What the exercise asks:
Copy whichever lines contain the string "JSON".

○ ○ ○ ○ ○

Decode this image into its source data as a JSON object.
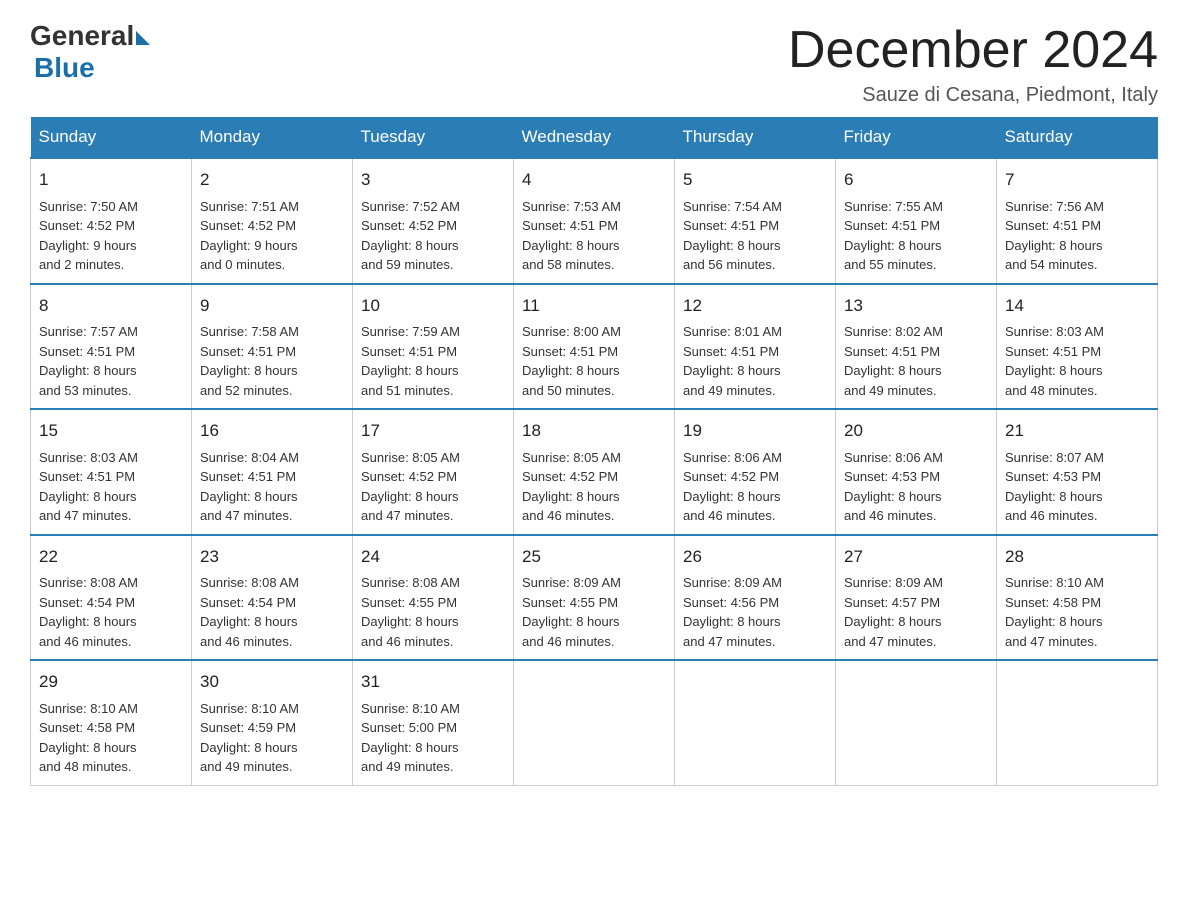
{
  "logo": {
    "general": "General",
    "blue": "Blue"
  },
  "title": "December 2024",
  "location": "Sauze di Cesana, Piedmont, Italy",
  "days_of_week": [
    "Sunday",
    "Monday",
    "Tuesday",
    "Wednesday",
    "Thursday",
    "Friday",
    "Saturday"
  ],
  "weeks": [
    [
      {
        "day": "1",
        "sunrise": "7:50 AM",
        "sunset": "4:52 PM",
        "daylight": "9 hours and 2 minutes."
      },
      {
        "day": "2",
        "sunrise": "7:51 AM",
        "sunset": "4:52 PM",
        "daylight": "9 hours and 0 minutes."
      },
      {
        "day": "3",
        "sunrise": "7:52 AM",
        "sunset": "4:52 PM",
        "daylight": "8 hours and 59 minutes."
      },
      {
        "day": "4",
        "sunrise": "7:53 AM",
        "sunset": "4:51 PM",
        "daylight": "8 hours and 58 minutes."
      },
      {
        "day": "5",
        "sunrise": "7:54 AM",
        "sunset": "4:51 PM",
        "daylight": "8 hours and 56 minutes."
      },
      {
        "day": "6",
        "sunrise": "7:55 AM",
        "sunset": "4:51 PM",
        "daylight": "8 hours and 55 minutes."
      },
      {
        "day": "7",
        "sunrise": "7:56 AM",
        "sunset": "4:51 PM",
        "daylight": "8 hours and 54 minutes."
      }
    ],
    [
      {
        "day": "8",
        "sunrise": "7:57 AM",
        "sunset": "4:51 PM",
        "daylight": "8 hours and 53 minutes."
      },
      {
        "day": "9",
        "sunrise": "7:58 AM",
        "sunset": "4:51 PM",
        "daylight": "8 hours and 52 minutes."
      },
      {
        "day": "10",
        "sunrise": "7:59 AM",
        "sunset": "4:51 PM",
        "daylight": "8 hours and 51 minutes."
      },
      {
        "day": "11",
        "sunrise": "8:00 AM",
        "sunset": "4:51 PM",
        "daylight": "8 hours and 50 minutes."
      },
      {
        "day": "12",
        "sunrise": "8:01 AM",
        "sunset": "4:51 PM",
        "daylight": "8 hours and 49 minutes."
      },
      {
        "day": "13",
        "sunrise": "8:02 AM",
        "sunset": "4:51 PM",
        "daylight": "8 hours and 49 minutes."
      },
      {
        "day": "14",
        "sunrise": "8:03 AM",
        "sunset": "4:51 PM",
        "daylight": "8 hours and 48 minutes."
      }
    ],
    [
      {
        "day": "15",
        "sunrise": "8:03 AM",
        "sunset": "4:51 PM",
        "daylight": "8 hours and 47 minutes."
      },
      {
        "day": "16",
        "sunrise": "8:04 AM",
        "sunset": "4:51 PM",
        "daylight": "8 hours and 47 minutes."
      },
      {
        "day": "17",
        "sunrise": "8:05 AM",
        "sunset": "4:52 PM",
        "daylight": "8 hours and 47 minutes."
      },
      {
        "day": "18",
        "sunrise": "8:05 AM",
        "sunset": "4:52 PM",
        "daylight": "8 hours and 46 minutes."
      },
      {
        "day": "19",
        "sunrise": "8:06 AM",
        "sunset": "4:52 PM",
        "daylight": "8 hours and 46 minutes."
      },
      {
        "day": "20",
        "sunrise": "8:06 AM",
        "sunset": "4:53 PM",
        "daylight": "8 hours and 46 minutes."
      },
      {
        "day": "21",
        "sunrise": "8:07 AM",
        "sunset": "4:53 PM",
        "daylight": "8 hours and 46 minutes."
      }
    ],
    [
      {
        "day": "22",
        "sunrise": "8:08 AM",
        "sunset": "4:54 PM",
        "daylight": "8 hours and 46 minutes."
      },
      {
        "day": "23",
        "sunrise": "8:08 AM",
        "sunset": "4:54 PM",
        "daylight": "8 hours and 46 minutes."
      },
      {
        "day": "24",
        "sunrise": "8:08 AM",
        "sunset": "4:55 PM",
        "daylight": "8 hours and 46 minutes."
      },
      {
        "day": "25",
        "sunrise": "8:09 AM",
        "sunset": "4:55 PM",
        "daylight": "8 hours and 46 minutes."
      },
      {
        "day": "26",
        "sunrise": "8:09 AM",
        "sunset": "4:56 PM",
        "daylight": "8 hours and 47 minutes."
      },
      {
        "day": "27",
        "sunrise": "8:09 AM",
        "sunset": "4:57 PM",
        "daylight": "8 hours and 47 minutes."
      },
      {
        "day": "28",
        "sunrise": "8:10 AM",
        "sunset": "4:58 PM",
        "daylight": "8 hours and 47 minutes."
      }
    ],
    [
      {
        "day": "29",
        "sunrise": "8:10 AM",
        "sunset": "4:58 PM",
        "daylight": "8 hours and 48 minutes."
      },
      {
        "day": "30",
        "sunrise": "8:10 AM",
        "sunset": "4:59 PM",
        "daylight": "8 hours and 49 minutes."
      },
      {
        "day": "31",
        "sunrise": "8:10 AM",
        "sunset": "5:00 PM",
        "daylight": "8 hours and 49 minutes."
      },
      null,
      null,
      null,
      null
    ]
  ],
  "labels": {
    "sunrise": "Sunrise:",
    "sunset": "Sunset:",
    "daylight": "Daylight:"
  }
}
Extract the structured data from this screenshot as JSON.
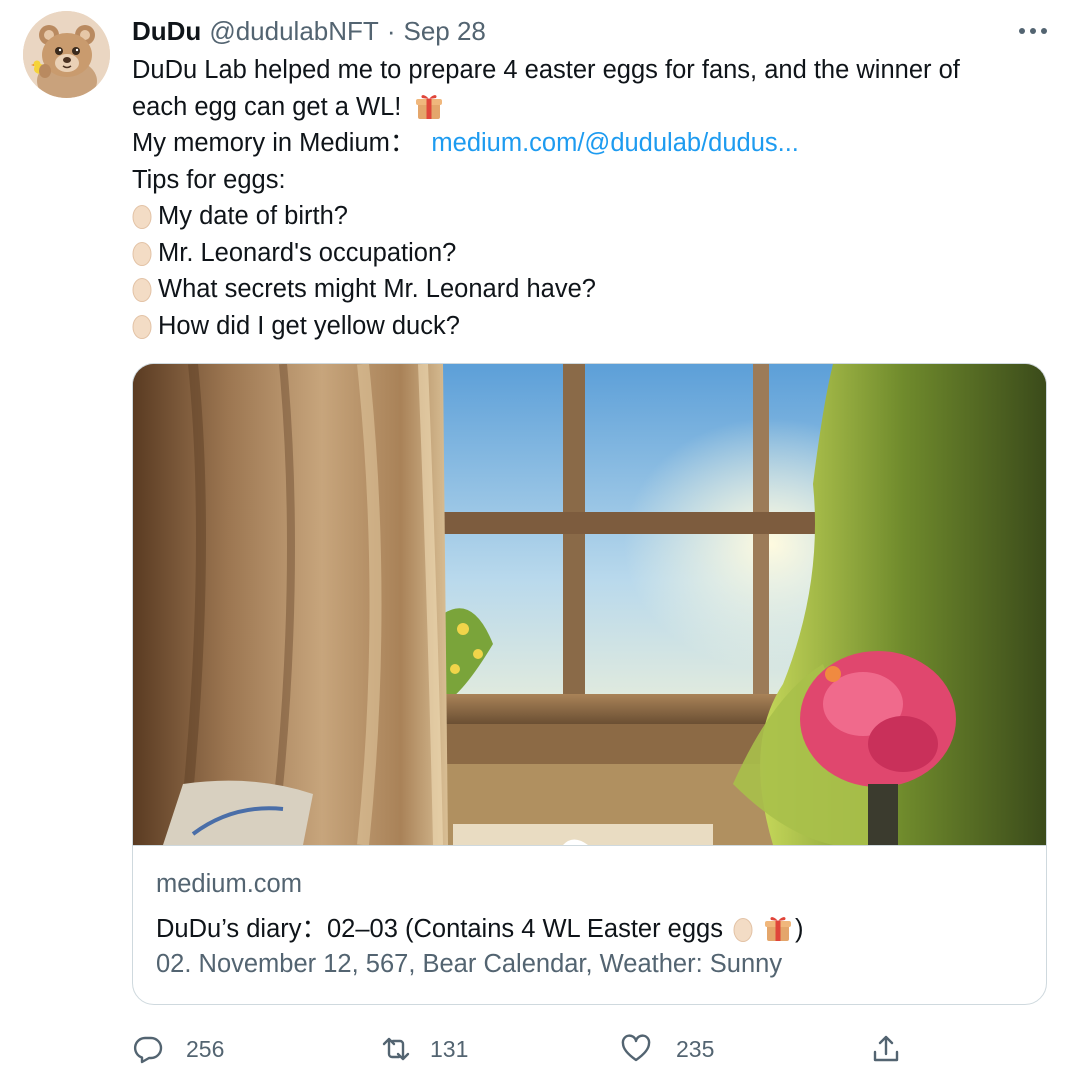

○ ○ ○ ○ ○

Correct output:
Decode this image into its source data as a JSON object.
Extract the structured data from this screenshot as JSON.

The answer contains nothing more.